→ **EXERCISE TASK 1**
Name the chapter topics that the review of Conway's book on nineteenth-century Spanish American culture attributes to that book.
→ **EXERCISE TASK 2**
Write the next part of the review of Conway's and Annino's books on Spanish America, continuing after its last sentence.

→ **READING TEXT**
────────────────────

With chapters on cities, print, theatricality, image, and musicality, the book explores a kaleidoscope of experiences from a wide variety of places, weaving a rich tapestry that brings culture to life, showing how it was embodied and lived in nineteenth-century Spanish America. The ambition is not to cover every single place and time but instead to illuminate each of the topics with detailed examples of what culture meant to those living in the region at the time. Without ever referring to it explicitly, Conway builds on the strong tradition of cultural history that made a powerful return following the cultural turn, and he is interested in documenting the way in which culture was experienced by a wide variety of actors.6 His book works as an extremely inviting text that allows the reader to understand how culture was developed from printing presses to dance halls, to bull rings and circuses, providing more than a glimpse of the way people of all kinds lived their lives. In contrast to the other books reviewed so far, this one is more interested in how culture was practiced, lived, and understood rather than in the way thinkers thought about it. Tenorio-Trillo, Degiovanni, Pérez Brignoli, and Annino think about culture in terms of ideas and the history of ideas, whereas Conway concentrates on how that culture was created, disseminated, and experienced. His book is therefore an excellent introduction to the nineteenth century and contributes to wider debates on what culture is.

It is noteworthy that both of the authors reviewed in this section choose to identify their area of study in terms of the space colonized by Spain. In a sense this seems very logical in the case of Annino, as much of what he is discussing is linked to the collapse of the Spanish Empire. The differences and similarities with the Brazilian case, however, are so many that a comparison or even a mention of it would have been very useful. This is even more so in Conway’s case, as many of the things he describes for Spanish America can also be found in Brazil. This brings us back to the previous three books and the advantages and pitfalls of terminology. Annino and Conway do not choose to write about Latin America, and that choice is in itself a comment on the term. They do it in large part because they do not cover Brazil, but neither do they discusses the reasons that lead them to limit their frame of analysis to just the Spanish American experience. It remains an open question whether they believe Latin America is not a useful concept or if they choose not to employ it simply because they do not think it is the right one to frame their studies. But the choice is not innocent; just as the concept Latin America has a long history, so does Hispanoamérica, although much less so in its English translation as Spanish America. But do we study Anglo-America or Luso-America or indeed Franco-America? Is this category of study linked to language or to an experience of coloniality? It certainly is more commonly used in books that survey the colonial period or the nineteenth century rather than in studies of the twentieth century.

────────────────────

→ **RECORDS PROVIDED**
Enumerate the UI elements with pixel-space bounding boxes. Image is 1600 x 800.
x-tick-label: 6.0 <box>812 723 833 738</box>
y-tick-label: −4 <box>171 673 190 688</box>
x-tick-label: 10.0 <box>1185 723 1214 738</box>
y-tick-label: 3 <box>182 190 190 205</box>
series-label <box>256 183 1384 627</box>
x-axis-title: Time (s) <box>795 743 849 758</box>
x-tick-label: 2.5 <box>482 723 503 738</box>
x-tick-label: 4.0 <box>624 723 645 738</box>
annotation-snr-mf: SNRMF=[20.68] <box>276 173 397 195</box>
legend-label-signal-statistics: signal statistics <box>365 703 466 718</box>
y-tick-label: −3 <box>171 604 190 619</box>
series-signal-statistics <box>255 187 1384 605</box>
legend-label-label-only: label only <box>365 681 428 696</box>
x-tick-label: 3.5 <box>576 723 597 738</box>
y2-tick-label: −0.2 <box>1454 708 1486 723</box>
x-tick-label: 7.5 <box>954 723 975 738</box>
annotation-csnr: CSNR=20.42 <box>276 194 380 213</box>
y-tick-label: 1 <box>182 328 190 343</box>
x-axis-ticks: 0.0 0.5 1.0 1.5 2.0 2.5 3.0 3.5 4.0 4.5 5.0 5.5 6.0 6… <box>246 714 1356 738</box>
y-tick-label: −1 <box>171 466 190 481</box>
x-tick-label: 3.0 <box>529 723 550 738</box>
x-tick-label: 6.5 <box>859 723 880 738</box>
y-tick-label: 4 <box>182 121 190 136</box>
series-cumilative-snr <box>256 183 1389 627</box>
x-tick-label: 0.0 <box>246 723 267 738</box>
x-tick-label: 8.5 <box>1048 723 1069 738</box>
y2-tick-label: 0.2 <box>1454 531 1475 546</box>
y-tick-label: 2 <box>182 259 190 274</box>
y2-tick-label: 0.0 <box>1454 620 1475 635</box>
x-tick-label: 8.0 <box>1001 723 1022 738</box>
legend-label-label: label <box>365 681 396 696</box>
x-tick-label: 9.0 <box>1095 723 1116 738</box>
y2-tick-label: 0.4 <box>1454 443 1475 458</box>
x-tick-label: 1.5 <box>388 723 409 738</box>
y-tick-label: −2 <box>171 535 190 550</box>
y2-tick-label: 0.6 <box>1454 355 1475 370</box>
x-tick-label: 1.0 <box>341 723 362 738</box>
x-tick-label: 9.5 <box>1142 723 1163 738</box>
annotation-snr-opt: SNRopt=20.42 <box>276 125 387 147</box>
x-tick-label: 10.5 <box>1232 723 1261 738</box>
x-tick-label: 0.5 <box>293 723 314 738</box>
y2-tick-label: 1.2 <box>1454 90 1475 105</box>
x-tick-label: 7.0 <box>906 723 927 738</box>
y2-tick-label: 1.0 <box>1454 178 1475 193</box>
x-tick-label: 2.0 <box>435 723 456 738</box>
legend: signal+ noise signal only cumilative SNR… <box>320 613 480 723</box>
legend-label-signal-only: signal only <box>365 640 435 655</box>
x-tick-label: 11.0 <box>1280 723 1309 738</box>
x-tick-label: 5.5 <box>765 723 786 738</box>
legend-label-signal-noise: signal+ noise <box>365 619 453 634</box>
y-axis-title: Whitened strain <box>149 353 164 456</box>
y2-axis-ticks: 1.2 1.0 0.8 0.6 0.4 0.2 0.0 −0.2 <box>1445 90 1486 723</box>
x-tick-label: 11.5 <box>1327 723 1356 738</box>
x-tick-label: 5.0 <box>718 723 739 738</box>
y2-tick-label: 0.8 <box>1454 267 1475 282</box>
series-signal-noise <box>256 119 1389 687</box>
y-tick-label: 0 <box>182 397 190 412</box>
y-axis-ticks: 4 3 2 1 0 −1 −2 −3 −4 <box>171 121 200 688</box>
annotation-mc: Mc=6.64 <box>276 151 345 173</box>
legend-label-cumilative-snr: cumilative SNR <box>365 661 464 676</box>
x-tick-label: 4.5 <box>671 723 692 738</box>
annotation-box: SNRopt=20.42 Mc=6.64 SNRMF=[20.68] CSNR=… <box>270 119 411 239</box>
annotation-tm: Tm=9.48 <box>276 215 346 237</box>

────────────────────

→ **WRITTEN RESPONSE 1**
cities, print, theatricality, image, musicality

→ **WRITTEN RESPONSE 2**
Culture in Nineteenth-Century Cuba and Brazil

The final two books move away from these wider regional perspectives and concentrate firmly in particular cases. The choices are interesting because they differ from the experiences of the rest of the region as both remained monarchical much longer. As Cuba was still a colony of Spain and Brazil an independent empire, some would even question whether they can actually be conceived as part of Latin America. Like Conway’s book, these books are more interested in a wider understanding of culture, in practices rather than the history of ideas. Both approach the experiences of culture in the nineteenth century in innovative ways that focus on the material and the symbolic. In Intimations of Modernity: Civil Culture in Nineteenth-Century Cuba, Louis A. Pérez Jr. explores life on the island without concerning himself with several of the topics that have dominated the more recent literature on Cuba. The book does not focus on slavery, race relations, sugar, or the fight for independence from Spain. Instead, it presents an in-depth study of everyday life, mainly in Havana but also in other important cities, with an aim of showing how change happened, imperceptibly yet in important ways, in a variety of situations from the use of public spaces and the development of a cosmopolitan café culture to changes in consumption, and especially in the use of fans.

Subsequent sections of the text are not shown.